[BEGIN Dataset extract]
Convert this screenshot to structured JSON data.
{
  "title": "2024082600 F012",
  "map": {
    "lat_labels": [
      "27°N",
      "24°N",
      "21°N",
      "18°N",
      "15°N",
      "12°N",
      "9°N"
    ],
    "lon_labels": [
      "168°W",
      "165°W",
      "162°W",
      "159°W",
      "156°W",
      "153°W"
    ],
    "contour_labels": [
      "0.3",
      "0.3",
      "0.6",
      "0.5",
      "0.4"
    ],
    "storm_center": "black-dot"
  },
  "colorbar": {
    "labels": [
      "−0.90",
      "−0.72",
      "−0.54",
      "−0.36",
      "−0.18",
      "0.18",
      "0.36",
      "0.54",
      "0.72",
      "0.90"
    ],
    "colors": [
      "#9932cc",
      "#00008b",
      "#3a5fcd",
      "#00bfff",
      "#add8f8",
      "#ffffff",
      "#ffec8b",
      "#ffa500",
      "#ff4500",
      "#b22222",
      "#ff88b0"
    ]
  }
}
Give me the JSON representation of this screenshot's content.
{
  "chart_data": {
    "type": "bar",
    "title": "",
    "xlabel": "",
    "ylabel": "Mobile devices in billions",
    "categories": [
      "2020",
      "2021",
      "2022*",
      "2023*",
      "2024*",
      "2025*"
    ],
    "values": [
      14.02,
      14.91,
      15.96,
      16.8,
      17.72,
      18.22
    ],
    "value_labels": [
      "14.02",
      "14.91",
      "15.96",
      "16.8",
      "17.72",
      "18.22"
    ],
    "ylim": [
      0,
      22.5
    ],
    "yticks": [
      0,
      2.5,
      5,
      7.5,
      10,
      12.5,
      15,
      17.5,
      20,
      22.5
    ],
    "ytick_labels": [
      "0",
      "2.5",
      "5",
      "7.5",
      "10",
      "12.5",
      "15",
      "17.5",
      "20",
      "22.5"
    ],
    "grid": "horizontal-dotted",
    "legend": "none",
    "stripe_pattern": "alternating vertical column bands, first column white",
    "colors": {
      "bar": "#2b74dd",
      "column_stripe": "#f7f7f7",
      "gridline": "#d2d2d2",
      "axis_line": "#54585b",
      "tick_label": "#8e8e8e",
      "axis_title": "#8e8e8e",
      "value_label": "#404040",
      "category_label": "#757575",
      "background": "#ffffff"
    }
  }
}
[END Dataset extract]
> Problem to work on: Repeat all of the records above exactly as written.

> Written answer:
Convert this screenshot to structured JSON data.
{
  "title": "2024082600 F012",
  "map": {
    "lat_labels": [
      "27°N",
      "24°N",
      "21°N",
      "18°N",
      "15°N",
      "12°N",
      "9°N"
    ],
    "lon_labels": [
      "168°W",
      "165°W",
      "162°W",
      "159°W",
      "156°W",
      "153°W"
    ],
    "contour_labels": [
      "0.3",
      "0.3",
      "0.6",
      "0.5",
      "0.4"
    ],
    "storm_center": "black-dot"
  },
  "colorbar": {
    "labels": [
      "−0.90",
      "−0.72",
      "−0.54",
      "−0.36",
      "−0.18",
      "0.18",
      "0.36",
      "0.54",
      "0.72",
      "0.90"
    ],
    "colors": [
      "#9932cc",
      "#00008b",
      "#3a5fcd",
      "#00bfff",
      "#add8f8",
      "#ffffff",
      "#ffec8b",
      "#ffa500",
      "#ff4500",
      "#b22222",
      "#ff88b0"
    ]
  }
}
Give me the JSON representation of this screenshot's content.
{
  "chart_data": {
    "type": "bar",
    "title": "",
    "xlabel": "",
    "ylabel": "Mobile devices in billions",
    "categories": [
      "2020",
      "2021",
      "2022*",
      "2023*",
      "2024*",
      "2025*"
    ],
    "values": [
      14.02,
      14.91,
      15.96,
      16.8,
      17.72,
      18.22
    ],
    "value_labels": [
      "14.02",
      "14.91",
      "15.96",
      "16.8",
      "17.72",
      "18.22"
    ],
    "ylim": [
      0,
      22.5
    ],
    "yticks": [
      0,
      2.5,
      5,
      7.5,
      10,
      12.5,
      15,
      17.5,
      20,
      22.5
    ],
    "ytick_labels": [
      "0",
      "2.5",
      "5",
      "7.5",
      "10",
      "12.5",
      "15",
      "17.5",
      "20",
      "22.5"
    ],
    "grid": "horizontal-dotted",
    "legend": "none",
    "stripe_pattern": "alternating vertical column bands, first column white",
    "colors": {
      "bar": "#2b74dd",
      "column_stripe": "#f7f7f7",
      "gridline": "#d2d2d2",
      "axis_line": "#54585b",
      "tick_label": "#8e8e8e",
      "axis_title": "#8e8e8e",
      "value_label": "#404040",
      "category_label": "#757575",
      "background": "#ffffff"
    }
  }
}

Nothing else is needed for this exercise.